Go through the entries below and copy each line containing the word "trafficking".

## START The data

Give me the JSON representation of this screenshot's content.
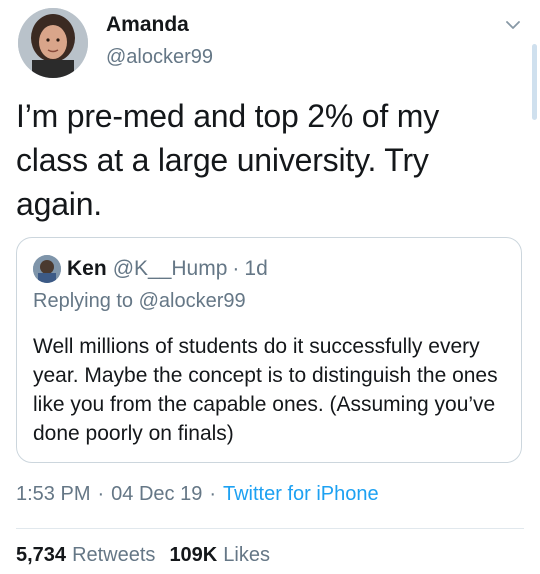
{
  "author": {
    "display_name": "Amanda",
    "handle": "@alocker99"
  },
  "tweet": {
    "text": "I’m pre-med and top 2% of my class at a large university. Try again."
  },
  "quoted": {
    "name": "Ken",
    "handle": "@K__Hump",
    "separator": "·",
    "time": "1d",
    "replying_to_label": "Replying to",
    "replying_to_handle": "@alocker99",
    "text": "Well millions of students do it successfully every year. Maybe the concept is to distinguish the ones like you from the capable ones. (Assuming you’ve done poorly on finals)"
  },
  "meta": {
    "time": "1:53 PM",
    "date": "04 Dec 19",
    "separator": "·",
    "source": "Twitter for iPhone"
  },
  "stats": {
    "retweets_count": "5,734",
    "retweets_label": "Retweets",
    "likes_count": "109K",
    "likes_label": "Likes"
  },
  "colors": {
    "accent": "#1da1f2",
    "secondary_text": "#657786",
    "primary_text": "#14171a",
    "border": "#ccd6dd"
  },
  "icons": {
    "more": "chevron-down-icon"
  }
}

## END The data
## START The data

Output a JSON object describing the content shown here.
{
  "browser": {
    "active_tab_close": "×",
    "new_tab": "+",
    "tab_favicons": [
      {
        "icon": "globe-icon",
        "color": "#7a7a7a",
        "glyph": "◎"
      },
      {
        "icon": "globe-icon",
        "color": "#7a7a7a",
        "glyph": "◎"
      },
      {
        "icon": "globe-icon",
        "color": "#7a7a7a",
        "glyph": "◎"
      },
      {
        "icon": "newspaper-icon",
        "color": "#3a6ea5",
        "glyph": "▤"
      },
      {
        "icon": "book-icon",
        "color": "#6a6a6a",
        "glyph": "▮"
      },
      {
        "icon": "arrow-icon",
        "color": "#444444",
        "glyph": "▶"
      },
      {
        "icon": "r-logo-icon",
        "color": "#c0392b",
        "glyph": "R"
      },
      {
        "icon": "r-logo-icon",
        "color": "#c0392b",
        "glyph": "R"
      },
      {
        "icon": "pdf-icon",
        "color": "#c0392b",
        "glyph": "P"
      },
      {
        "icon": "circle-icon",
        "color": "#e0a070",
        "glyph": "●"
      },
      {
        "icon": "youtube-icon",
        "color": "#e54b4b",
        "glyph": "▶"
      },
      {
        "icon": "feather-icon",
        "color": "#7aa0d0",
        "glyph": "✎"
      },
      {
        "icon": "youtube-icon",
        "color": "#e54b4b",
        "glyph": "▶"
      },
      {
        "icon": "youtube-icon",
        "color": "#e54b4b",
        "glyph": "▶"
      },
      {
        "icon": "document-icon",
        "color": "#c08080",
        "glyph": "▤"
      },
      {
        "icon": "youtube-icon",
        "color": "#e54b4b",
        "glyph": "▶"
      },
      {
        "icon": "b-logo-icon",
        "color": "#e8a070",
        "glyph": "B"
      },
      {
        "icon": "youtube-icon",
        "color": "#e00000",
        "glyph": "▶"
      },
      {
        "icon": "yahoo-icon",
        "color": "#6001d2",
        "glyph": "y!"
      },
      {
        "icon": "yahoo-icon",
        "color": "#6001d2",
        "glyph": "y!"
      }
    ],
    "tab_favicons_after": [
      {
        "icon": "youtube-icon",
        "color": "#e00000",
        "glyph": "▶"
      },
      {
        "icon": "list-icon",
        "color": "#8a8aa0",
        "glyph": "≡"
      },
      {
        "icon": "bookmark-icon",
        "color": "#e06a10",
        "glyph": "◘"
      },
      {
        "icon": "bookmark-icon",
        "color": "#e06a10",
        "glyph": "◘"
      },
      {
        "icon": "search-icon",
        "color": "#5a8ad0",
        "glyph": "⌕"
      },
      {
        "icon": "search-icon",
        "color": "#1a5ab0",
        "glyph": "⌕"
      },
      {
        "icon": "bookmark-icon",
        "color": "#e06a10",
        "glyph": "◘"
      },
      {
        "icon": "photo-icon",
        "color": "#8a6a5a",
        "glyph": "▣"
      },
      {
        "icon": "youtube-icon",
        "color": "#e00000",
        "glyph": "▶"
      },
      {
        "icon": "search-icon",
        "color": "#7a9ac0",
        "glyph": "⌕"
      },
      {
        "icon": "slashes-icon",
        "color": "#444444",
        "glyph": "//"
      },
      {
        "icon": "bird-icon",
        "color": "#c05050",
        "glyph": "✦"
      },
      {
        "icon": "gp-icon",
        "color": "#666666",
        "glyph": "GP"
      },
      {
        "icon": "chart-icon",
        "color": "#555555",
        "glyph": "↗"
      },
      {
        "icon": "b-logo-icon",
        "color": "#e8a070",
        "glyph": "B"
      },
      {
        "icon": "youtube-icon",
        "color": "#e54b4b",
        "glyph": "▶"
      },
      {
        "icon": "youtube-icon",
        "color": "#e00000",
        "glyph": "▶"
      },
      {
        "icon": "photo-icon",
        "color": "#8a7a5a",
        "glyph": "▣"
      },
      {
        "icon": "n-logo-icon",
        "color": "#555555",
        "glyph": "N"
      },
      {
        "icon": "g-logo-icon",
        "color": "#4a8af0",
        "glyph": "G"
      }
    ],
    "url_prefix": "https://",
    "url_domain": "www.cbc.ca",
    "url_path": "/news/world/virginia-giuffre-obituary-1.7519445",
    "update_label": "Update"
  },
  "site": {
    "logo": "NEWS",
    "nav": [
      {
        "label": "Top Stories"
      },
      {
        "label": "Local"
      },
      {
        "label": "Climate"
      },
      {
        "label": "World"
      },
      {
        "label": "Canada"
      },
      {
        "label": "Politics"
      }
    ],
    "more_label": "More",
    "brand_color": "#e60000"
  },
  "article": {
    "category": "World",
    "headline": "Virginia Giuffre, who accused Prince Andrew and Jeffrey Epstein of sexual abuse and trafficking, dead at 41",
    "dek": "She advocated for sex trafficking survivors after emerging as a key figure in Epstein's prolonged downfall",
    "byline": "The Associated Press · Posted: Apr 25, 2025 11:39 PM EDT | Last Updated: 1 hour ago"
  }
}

## END The data

#### Exercise output
    "headline": "Virginia Giuffre, who accused Prince Andrew and Jeffrey Epstein of sexual abuse and trafficking, dead at 41",
    "dek": "She advocated for sex trafficking survivors after emerging as a key figure in Epstein's prolonged downfall",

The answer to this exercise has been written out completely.